→ **Exercise instructions**
Would you transcribe all of the data exactly, down to the last character?

BEGIN Material supplied

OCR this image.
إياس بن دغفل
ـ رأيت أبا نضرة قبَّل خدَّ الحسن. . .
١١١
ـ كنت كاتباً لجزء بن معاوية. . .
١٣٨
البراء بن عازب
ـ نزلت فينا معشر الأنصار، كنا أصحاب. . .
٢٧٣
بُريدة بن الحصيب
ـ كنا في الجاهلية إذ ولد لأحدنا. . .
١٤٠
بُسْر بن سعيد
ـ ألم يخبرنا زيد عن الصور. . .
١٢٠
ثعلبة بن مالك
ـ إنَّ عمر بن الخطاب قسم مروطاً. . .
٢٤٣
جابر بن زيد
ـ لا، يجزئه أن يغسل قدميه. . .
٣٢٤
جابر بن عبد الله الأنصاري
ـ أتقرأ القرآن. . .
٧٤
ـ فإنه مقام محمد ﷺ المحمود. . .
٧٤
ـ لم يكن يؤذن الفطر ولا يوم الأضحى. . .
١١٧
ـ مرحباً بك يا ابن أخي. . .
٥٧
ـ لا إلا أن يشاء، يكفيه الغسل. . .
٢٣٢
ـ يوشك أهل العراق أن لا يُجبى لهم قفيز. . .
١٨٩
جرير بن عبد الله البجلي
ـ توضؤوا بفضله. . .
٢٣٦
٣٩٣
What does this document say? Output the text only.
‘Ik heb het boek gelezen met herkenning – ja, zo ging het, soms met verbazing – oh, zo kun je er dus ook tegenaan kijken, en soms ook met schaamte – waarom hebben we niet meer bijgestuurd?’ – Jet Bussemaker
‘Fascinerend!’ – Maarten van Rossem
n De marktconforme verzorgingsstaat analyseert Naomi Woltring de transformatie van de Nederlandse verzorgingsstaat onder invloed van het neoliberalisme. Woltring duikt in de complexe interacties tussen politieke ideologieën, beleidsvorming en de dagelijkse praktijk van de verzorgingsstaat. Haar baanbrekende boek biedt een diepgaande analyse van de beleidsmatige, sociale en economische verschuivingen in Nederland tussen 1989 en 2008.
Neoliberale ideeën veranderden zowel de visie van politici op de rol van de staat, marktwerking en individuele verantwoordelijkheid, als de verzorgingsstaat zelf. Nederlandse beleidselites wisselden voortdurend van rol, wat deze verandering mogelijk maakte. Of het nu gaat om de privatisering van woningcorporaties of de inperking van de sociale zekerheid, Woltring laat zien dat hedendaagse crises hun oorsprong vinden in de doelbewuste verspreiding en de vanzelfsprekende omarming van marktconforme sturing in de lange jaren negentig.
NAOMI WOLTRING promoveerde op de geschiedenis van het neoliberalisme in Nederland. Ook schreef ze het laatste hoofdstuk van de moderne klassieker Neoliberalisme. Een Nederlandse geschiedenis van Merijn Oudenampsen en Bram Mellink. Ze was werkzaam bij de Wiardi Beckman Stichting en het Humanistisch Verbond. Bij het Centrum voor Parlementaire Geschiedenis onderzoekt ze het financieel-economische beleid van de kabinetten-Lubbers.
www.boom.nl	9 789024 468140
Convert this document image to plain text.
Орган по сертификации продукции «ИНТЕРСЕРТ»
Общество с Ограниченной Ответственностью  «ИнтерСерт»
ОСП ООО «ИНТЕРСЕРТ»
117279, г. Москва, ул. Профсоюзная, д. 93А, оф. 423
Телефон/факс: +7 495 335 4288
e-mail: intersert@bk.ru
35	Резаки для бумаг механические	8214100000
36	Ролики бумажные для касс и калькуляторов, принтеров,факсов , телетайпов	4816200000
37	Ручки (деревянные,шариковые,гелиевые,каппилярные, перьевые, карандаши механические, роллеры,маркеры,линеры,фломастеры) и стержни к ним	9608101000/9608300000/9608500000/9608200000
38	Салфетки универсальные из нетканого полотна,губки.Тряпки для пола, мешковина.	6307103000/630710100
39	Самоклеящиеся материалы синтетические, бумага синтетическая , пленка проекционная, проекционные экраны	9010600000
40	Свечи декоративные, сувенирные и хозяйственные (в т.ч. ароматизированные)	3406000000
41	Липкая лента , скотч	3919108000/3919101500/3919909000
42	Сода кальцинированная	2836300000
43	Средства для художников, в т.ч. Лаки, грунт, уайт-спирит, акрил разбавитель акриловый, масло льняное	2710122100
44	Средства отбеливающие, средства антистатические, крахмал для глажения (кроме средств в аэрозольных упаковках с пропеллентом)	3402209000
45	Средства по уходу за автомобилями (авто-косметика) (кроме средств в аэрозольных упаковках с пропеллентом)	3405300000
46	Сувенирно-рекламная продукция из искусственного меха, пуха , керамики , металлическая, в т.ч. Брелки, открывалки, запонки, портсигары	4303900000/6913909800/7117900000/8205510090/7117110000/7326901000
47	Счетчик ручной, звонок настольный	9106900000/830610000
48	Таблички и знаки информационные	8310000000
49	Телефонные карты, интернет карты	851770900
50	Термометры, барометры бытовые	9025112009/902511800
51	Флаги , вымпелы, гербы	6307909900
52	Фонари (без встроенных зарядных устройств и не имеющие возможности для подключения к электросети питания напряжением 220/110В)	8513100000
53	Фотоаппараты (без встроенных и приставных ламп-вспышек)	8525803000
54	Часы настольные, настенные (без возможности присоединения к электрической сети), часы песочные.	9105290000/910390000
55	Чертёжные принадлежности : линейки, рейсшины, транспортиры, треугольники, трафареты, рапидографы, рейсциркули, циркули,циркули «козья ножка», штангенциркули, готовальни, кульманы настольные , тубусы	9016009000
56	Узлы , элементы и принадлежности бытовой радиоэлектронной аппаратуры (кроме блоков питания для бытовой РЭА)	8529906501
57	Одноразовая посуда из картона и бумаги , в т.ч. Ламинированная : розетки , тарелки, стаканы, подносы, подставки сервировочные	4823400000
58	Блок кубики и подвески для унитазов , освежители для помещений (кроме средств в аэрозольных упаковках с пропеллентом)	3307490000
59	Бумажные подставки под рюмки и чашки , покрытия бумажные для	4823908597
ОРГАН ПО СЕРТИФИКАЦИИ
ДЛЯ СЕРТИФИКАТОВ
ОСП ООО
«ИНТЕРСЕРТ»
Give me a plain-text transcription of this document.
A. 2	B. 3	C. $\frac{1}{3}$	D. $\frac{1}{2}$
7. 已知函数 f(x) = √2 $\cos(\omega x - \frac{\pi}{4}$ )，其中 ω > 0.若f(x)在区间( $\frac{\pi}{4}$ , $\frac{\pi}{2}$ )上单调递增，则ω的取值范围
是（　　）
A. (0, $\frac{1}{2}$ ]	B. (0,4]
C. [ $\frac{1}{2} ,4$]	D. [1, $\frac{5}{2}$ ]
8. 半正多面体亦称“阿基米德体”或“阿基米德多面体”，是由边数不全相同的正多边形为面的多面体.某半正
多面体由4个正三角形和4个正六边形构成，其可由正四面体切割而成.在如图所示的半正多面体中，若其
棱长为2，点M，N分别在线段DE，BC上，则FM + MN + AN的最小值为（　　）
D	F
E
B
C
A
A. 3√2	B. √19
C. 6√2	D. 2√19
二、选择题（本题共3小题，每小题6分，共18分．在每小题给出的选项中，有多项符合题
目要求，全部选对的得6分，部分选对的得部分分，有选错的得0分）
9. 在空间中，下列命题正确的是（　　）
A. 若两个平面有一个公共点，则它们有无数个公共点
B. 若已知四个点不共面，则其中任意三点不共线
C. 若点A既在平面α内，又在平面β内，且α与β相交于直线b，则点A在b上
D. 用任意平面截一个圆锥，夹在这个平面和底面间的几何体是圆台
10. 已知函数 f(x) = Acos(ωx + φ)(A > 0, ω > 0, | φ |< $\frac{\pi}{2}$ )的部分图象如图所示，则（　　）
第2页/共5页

END Material supplied

→ **Written reply**
OCR this image.
إياس بن دغفل
ـ رأيت أبا نضرة قبَّل خدَّ الحسن. . .
١١١
ـ كنت كاتباً لجزء بن معاوية. . .
١٣٨
البراء بن عازب
ـ نزلت فينا معشر الأنصار، كنا أصحاب. . .
٢٧٣
بُريدة بن الحصيب
ـ كنا في الجاهلية إذ ولد لأحدنا. . .
١٤٠
بُسْر بن سعيد
ـ ألم يخبرنا زيد عن الصور. . .
١٢٠
ثعلبة بن مالك
ـ إنَّ عمر بن الخطاب قسم مروطاً. . .
٢٤٣
جابر بن زيد
ـ لا، يجزئه أن يغسل قدميه. . .
٣٢٤
جابر بن عبد الله الأنصاري
ـ أتقرأ القرآن. . .
٧٤
ـ فإنه مقام محمد ﷺ المحمود. . .
٧٤
ـ لم يكن يؤذن الفطر ولا يوم الأضحى. . .
١١٧
ـ مرحباً بك يا ابن أخي. . .
٥٧
ـ لا إلا أن يشاء، يكفيه الغسل. . .
٢٣٢
ـ يوشك أهل العراق أن لا يُجبى لهم قفيز. . .
١٨٩
جرير بن عبد الله البجلي
ـ توضؤوا بفضله. . .
٢٣٦
٣٩٣
What does this document say? Output the text only.
‘Ik heb het boek gelezen met herkenning – ja, zo ging het, soms met verbazing – oh, zo kun je er dus ook tegenaan kijken, en soms ook met schaamte – waarom hebben we niet meer bijgestuurd?’ – Jet Bussemaker
‘Fascinerend!’ – Maarten van Rossem
n De marktconforme verzorgingsstaat analyseert Naomi Woltring de transformatie van de Nederlandse verzorgingsstaat onder invloed van het neoliberalisme. Woltring duikt in de complexe interacties tussen politieke ideologieën, beleidsvorming en de dagelijkse praktijk van de verzorgingsstaat. Haar baanbrekende boek biedt een diepgaande analyse van de beleidsmatige, sociale en economische verschuivingen in Nederland tussen 1989 en 2008.
Neoliberale ideeën veranderden zowel de visie van politici op de rol van de staat, marktwerking en individuele verantwoordelijkheid, als de verzorgingsstaat zelf. Nederlandse beleidselites wisselden voortdurend van rol, wat deze verandering mogelijk maakte. Of het nu gaat om de privatisering van woningcorporaties of de inperking van de sociale zekerheid, Woltring laat zien dat hedendaagse crises hun oorsprong vinden in de doelbewuste verspreiding en de vanzelfsprekende omarming van marktconforme sturing in de lange jaren negentig.
NAOMI WOLTRING promoveerde op de geschiedenis van het neoliberalisme in Nederland. Ook schreef ze het laatste hoofdstuk van de moderne klassieker Neoliberalisme. Een Nederlandse geschiedenis van Merijn Oudenampsen en Bram Mellink. Ze was werkzaam bij de Wiardi Beckman Stichting en het Humanistisch Verbond. Bij het Centrum voor Parlementaire Geschiedenis onderzoekt ze het financieel-economische beleid van de kabinetten-Lubbers.
www.boom.nl	9 789024 468140
Convert this document image to plain text.
Орган по сертификации продукции «ИНТЕРСЕРТ»
Общество с Ограниченной Ответственностью  «ИнтерСерт»
ОСП ООО «ИНТЕРСЕРТ»
117279, г. Москва, ул. Профсоюзная, д. 93А, оф. 423
Телефон/факс: +7 495 335 4288
e-mail: intersert@bk.ru
35	Резаки для бумаг механические	8214100000
36	Ролики бумажные для касс и калькуляторов, принтеров,факсов , телетайпов	4816200000
37	Ручки (деревянные,шариковые,гелиевые,каппилярные, перьевые, карандаши механические, роллеры,маркеры,линеры,фломастеры) и стержни к ним	9608101000/9608300000/9608500000/9608200000
38	Салфетки универсальные из нетканого полотна,губки.Тряпки для пола, мешковина.	6307103000/630710100
39	Самоклеящиеся материалы синтетические, бумага синтетическая , пленка проекционная, проекционные экраны	9010600000
40	Свечи декоративные, сувенирные и хозяйственные (в т.ч. ароматизированные)	3406000000
41	Липкая лента , скотч	3919108000/3919101500/3919909000
42	Сода кальцинированная	2836300000
43	Средства для художников, в т.ч. Лаки, грунт, уайт-спирит, акрил разбавитель акриловый, масло льняное	2710122100
44	Средства отбеливающие, средства антистатические, крахмал для глажения (кроме средств в аэрозольных упаковках с пропеллентом)	3402209000
45	Средства по уходу за автомобилями (авто-косметика) (кроме средств в аэрозольных упаковках с пропеллентом)	3405300000
46	Сувенирно-рекламная продукция из искусственного меха, пуха , керамики , металлическая, в т.ч. Брелки, открывалки, запонки, портсигары	4303900000/6913909800/7117900000/8205510090/7117110000/7326901000
47	Счетчик ручной, звонок настольный	9106900000/830610000
48	Таблички и знаки информационные	8310000000
49	Телефонные карты, интернет карты	851770900
50	Термометры, барометры бытовые	9025112009/902511800
51	Флаги , вымпелы, гербы	6307909900
52	Фонари (без встроенных зарядных устройств и не имеющие возможности для подключения к электросети питания напряжением 220/110В)	8513100000
53	Фотоаппараты (без встроенных и приставных ламп-вспышек)	8525803000
54	Часы настольные, настенные (без возможности присоединения к электрической сети), часы песочные.	9105290000/910390000
55	Чертёжные принадлежности : линейки, рейсшины, транспортиры, треугольники, трафареты, рапидографы, рейсциркули, циркули,циркули «козья ножка», штангенциркули, готовальни, кульманы настольные , тубусы	9016009000
56	Узлы , элементы и принадлежности бытовой радиоэлектронной аппаратуры (кроме блоков питания для бытовой РЭА)	8529906501
57	Одноразовая посуда из картона и бумаги , в т.ч. Ламинированная : розетки , тарелки, стаканы, подносы, подставки сервировочные	4823400000
58	Блок кубики и подвески для унитазов , освежители для помещений (кроме средств в аэрозольных упаковках с пропеллентом)	3307490000
59	Бумажные подставки под рюмки и чашки , покрытия бумажные для	4823908597
ОРГАН ПО СЕРТИФИКАЦИИ
ДЛЯ СЕРТИФИКАТОВ
ОСП ООО
«ИНТЕРСЕРТ»
Give me a plain-text transcription of this document.
A. 2	B. 3	C. $\frac{1}{3}$	D. $\frac{1}{2}$
7. 已知函数 f(x) = √2 $\cos(\omega x - \frac{\pi}{4}$ )，其中 ω > 0.若f(x)在区间( $\frac{\pi}{4}$ , $\frac{\pi}{2}$ )上单调递增，则ω的取值范围
是（　　）
A. (0, $\frac{1}{2}$ ]	B. (0,4]
C. [ $\frac{1}{2} ,4$]	D. [1, $\frac{5}{2}$ ]
8. 半正多面体亦称“阿基米德体”或“阿基米德多面体”，是由边数不全相同的正多边形为面的多面体.某半正
多面体由4个正三角形和4个正六边形构成，其可由正四面体切割而成.在如图所示的半正多面体中，若其
棱长为2，点M，N分别在线段DE，BC上，则FM + MN + AN的最小值为（　　）
D	F
E
B
C
A
A. 3√2	B. √19
C. 6√2	D. 2√19
二、选择题（本题共3小题，每小题6分，共18分．在每小题给出的选项中，有多项符合题
目要求，全部选对的得6分，部分选对的得部分分，有选错的得0分）
9. 在空间中，下列命题正确的是（　　）
A. 若两个平面有一个公共点，则它们有无数个公共点
B. 若已知四个点不共面，则其中任意三点不共线
C. 若点A既在平面α内，又在平面β内，且α与β相交于直线b，则点A在b上
D. 用任意平面截一个圆锥，夹在这个平面和底面间的几何体是圆台
10. 已知函数 f(x) = Acos(ωx + φ)(A > 0, ω > 0, | φ |< $\frac{\pi}{2}$ )的部分图象如图所示，则（　　）
第2页/共5页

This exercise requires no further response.